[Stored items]
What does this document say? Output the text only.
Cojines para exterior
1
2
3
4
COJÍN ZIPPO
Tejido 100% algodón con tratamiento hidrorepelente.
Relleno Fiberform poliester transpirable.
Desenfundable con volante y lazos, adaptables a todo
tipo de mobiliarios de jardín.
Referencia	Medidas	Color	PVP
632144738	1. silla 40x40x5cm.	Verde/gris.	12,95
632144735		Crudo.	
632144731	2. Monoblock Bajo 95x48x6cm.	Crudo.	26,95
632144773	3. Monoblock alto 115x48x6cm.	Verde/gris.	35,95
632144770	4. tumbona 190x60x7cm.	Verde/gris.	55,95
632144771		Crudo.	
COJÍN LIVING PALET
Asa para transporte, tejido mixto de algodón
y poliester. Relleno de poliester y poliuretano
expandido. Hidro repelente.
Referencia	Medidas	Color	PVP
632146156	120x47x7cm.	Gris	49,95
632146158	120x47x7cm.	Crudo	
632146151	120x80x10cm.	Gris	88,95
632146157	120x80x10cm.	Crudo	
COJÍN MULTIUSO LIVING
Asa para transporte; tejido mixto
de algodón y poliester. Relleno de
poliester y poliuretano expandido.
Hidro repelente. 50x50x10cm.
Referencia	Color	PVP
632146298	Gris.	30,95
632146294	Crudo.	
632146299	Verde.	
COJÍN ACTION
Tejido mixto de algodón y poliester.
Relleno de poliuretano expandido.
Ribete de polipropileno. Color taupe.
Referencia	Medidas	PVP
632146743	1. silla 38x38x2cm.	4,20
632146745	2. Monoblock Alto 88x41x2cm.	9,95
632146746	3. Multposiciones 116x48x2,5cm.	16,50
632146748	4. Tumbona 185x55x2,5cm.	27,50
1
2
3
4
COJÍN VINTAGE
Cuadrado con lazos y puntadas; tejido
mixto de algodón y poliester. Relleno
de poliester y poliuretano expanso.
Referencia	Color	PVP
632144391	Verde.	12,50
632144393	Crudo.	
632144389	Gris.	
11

WORK TO BE COMPLETED -> Above are some records. Count the lines among them with the word "Verde", and answer with the number only.

SOLUTION -> 5